* 作業指示:
a: VPN経由の印刷設定に関する本文では、通信経路にかかわらず、ファイアウォールのほかに何の調整が重要なカギになると述べていますか。
b: VPN経由の印刷設定に関する本文の続きを、最後の文の後から書き進めてください。

病院や医療現場など、セキュリティ強化のためにVPNで外部アクセスを行う場面が増えています。その一方で、現場ごとの端末にUSB接続したプリンターを活用したいというニーズも根強く、サーバーの印刷機能をどう活用するかで悩まれている方も多いのではないでしょうか。そこで今回は、Windows環境で「Print Server + 共有プリンター(PC上)」を組み合わせ、VPN経由で印刷ジョブを流す際の設定ポイントやトラブルシューティング手順を、具体的な手法を交えながら詳しく解説いたします。
ネットワーク全体の概念と構成例
まずは印刷経路を可視化し、どのようにジョブが流れるのか理解しておきましょう。大きく分けて以下の流れを想定します。
- 医療系アプリケーションや業務アプリケーション(サーバーにインストールされている)
- Print Server(Windowsサーバー)の印刷キューへジョブが投入される
- VPN接続されたノートPC
- ノートPCにUSB接続されたローカルプリンター(共有設定済み)
上記の流れを支えるのは、ネットワーク探索やSMB、あるいはLPD/LPRといった通信プロトコルです。VPNを利用していると、普段のLAN環境とは異なるルーティングやファイアウォール設定が求められる場合があります。以下でポイントを整理していきましょう。
構成イメージ
例えば、以下のようなネットワーク図を想定するとわかりやすいです。
[業務アプリ] - (TCP/IP) - [Print Server] - (VPN Gate) - [VPN] - [ノートPC] - [ローカルUSBプリンター]
- Print Serverからは、VPN経由でノートPC側の共有プリンターへ印刷指示を送る
- ノートPCでは、USBポートにプリンターを接続し、Windows共有に設定
- 必要に応じて、LPDサービスを有効化し、Print Serverの印刷ポートをLPRで構成するケースもある
どの通信経路を使うかは、組織のポリシーやシステム要件によって異なりますが、いずれの場合もファイアウォールと共有設定の調整が重要なカギとなります。
Windowsにおける基本的なプリンター共有設定
ノートPCからプリンターを共有し、それを他の端末が認識して印刷を行うためには、Windowsの共有機能とアクセス権設定をきちんと整えておく必要があります。

* データ行:
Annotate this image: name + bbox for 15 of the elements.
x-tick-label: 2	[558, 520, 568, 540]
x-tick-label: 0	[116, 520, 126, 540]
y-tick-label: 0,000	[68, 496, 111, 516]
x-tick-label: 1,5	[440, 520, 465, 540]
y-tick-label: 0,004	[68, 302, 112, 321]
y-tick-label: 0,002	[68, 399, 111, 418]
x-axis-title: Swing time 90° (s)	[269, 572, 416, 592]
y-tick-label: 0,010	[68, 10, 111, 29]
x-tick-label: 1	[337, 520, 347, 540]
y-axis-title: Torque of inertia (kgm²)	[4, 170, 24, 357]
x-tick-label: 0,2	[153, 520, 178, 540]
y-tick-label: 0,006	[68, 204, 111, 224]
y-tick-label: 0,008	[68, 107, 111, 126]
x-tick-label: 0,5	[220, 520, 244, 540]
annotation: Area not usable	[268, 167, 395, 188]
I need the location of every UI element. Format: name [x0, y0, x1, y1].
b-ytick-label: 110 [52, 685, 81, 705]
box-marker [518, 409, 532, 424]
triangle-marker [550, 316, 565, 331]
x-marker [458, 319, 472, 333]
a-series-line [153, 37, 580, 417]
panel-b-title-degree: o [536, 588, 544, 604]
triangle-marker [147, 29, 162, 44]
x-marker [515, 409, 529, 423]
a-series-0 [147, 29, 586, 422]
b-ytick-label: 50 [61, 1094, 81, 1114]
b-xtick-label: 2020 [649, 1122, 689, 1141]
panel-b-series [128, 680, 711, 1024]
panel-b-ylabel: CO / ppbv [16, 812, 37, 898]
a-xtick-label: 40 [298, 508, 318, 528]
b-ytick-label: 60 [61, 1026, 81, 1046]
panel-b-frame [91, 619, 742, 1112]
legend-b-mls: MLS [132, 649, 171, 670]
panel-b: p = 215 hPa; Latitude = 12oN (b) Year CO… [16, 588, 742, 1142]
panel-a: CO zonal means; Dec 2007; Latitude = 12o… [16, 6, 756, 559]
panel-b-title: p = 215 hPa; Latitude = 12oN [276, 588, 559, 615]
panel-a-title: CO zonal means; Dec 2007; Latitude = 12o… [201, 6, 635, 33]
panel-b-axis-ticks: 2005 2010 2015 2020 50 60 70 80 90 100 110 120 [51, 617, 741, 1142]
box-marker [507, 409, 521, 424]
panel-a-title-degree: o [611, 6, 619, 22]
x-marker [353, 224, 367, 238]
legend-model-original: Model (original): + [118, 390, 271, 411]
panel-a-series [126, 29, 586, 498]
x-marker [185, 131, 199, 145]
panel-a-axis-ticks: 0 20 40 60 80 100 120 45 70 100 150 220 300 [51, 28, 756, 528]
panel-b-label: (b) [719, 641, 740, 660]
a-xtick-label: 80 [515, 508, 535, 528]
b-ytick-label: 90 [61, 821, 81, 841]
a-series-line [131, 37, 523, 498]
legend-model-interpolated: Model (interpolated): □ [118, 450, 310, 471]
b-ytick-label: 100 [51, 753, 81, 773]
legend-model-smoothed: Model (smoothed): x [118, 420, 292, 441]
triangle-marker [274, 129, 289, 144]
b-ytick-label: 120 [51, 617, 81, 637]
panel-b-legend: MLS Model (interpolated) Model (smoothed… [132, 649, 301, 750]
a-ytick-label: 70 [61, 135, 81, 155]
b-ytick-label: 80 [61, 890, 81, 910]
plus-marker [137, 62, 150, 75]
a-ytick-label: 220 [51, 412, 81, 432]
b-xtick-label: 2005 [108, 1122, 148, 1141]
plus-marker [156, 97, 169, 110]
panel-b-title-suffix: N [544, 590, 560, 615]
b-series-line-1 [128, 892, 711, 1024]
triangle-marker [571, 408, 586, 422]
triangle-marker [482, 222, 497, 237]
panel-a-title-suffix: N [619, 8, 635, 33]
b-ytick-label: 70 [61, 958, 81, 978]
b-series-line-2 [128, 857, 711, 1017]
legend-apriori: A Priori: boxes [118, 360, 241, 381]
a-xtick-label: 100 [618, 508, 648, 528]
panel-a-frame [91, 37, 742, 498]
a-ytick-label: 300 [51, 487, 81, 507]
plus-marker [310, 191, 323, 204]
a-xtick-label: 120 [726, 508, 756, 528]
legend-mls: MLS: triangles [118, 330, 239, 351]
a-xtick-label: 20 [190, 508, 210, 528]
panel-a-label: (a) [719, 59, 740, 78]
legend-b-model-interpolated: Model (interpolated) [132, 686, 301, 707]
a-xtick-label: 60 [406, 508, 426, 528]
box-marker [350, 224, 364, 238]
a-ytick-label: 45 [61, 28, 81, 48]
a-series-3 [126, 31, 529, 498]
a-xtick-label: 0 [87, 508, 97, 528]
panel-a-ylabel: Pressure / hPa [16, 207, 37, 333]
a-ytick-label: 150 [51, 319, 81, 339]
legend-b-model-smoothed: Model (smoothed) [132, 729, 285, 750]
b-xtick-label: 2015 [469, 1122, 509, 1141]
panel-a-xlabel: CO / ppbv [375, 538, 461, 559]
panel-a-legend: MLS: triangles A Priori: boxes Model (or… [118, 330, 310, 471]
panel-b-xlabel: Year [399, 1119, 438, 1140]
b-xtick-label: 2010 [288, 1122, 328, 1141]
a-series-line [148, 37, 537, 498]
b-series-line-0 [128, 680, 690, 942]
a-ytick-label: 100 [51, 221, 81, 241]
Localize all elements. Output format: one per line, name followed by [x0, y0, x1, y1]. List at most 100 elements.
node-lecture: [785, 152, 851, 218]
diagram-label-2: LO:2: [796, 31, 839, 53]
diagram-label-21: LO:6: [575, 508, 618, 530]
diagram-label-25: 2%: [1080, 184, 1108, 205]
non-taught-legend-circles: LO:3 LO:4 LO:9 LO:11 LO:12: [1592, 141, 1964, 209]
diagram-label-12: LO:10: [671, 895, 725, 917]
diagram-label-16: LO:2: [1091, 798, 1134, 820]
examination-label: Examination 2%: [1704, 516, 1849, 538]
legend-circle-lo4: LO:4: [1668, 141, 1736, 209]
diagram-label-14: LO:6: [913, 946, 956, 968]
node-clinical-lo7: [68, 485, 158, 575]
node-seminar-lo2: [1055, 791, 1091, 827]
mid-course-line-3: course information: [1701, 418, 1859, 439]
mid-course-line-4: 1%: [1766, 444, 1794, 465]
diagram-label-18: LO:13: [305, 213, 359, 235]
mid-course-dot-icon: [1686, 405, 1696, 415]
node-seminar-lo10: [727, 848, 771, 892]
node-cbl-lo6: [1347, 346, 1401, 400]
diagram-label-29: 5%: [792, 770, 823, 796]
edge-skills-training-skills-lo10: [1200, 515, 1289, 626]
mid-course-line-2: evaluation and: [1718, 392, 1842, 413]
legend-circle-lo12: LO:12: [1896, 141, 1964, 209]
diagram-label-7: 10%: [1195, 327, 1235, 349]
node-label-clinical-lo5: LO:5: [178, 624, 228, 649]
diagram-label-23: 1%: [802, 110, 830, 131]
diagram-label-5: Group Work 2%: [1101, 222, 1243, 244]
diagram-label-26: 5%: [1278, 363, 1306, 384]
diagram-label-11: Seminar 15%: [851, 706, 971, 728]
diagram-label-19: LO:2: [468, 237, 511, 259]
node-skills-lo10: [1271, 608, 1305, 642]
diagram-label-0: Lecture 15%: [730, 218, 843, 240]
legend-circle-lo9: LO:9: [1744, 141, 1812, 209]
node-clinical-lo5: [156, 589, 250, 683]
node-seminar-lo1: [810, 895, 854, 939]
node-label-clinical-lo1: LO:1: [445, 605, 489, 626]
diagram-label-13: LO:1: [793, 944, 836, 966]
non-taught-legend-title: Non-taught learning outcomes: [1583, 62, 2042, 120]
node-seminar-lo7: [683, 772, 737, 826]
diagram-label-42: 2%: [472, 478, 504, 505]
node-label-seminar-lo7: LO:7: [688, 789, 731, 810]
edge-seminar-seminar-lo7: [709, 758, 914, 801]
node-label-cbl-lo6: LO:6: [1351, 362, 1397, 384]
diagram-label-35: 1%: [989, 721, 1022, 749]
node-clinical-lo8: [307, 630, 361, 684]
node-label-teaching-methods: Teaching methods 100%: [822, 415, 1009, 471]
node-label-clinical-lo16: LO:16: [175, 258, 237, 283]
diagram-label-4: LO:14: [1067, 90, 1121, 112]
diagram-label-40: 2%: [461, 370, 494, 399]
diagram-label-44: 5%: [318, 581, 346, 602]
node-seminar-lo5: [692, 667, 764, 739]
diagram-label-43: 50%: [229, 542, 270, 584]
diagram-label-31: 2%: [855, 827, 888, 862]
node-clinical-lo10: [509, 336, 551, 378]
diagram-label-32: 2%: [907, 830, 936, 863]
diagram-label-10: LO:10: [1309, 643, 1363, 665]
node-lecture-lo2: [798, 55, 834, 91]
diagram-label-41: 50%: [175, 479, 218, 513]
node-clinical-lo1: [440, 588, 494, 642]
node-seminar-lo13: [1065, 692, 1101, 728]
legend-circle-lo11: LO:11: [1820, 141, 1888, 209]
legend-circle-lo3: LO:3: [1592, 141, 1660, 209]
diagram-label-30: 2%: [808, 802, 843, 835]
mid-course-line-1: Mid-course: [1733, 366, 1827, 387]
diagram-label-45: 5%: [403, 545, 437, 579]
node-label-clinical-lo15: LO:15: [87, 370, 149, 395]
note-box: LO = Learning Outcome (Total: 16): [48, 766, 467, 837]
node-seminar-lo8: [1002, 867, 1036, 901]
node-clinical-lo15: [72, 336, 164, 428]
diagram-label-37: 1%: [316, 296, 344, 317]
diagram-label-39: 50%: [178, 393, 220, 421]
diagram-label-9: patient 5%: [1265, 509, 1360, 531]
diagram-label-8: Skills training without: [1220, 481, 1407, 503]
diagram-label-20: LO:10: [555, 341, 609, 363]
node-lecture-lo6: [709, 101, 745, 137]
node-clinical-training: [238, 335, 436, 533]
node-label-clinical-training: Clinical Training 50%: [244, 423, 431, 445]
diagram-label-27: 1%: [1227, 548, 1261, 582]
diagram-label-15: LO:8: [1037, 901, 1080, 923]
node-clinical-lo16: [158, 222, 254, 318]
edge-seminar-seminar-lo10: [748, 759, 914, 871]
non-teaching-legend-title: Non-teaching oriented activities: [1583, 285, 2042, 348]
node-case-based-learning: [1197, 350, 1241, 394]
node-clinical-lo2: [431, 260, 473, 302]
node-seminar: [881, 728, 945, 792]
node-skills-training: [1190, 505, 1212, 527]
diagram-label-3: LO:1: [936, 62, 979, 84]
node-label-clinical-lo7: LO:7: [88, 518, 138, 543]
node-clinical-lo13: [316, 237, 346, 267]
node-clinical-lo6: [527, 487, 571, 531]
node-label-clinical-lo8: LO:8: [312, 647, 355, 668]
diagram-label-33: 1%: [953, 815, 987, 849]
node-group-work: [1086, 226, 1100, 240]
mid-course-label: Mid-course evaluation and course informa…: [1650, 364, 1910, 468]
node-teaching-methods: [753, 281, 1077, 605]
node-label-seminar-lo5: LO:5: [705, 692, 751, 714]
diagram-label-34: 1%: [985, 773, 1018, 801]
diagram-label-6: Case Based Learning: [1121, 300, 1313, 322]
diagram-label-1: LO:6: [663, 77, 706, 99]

* 回答一覧:
a: 共有設定の調整です。

b:
プリンターの共有手順
- ノートPCで「コントロール パネル > デバイスとプリンター」を開く
- 対象プリンターを右クリックし、「プリンターのプロパティ」を選択
- 「共有」タブを選び、「このプリンターを共有する」にチェック
- 共有名をわかりやすい名前にする(例:
RemoteUSBPrinter
など) - 「追加ドライバー」が必要な場合は、クライアントOSに対応するドライバーも登録
ネットワーク探索とSMBプロトコル
ノートPCがVPN経由でサーバーから認識されるには、以下のWindows機能が影響を与えます。
- ネットワーク探索 (Network Discovery)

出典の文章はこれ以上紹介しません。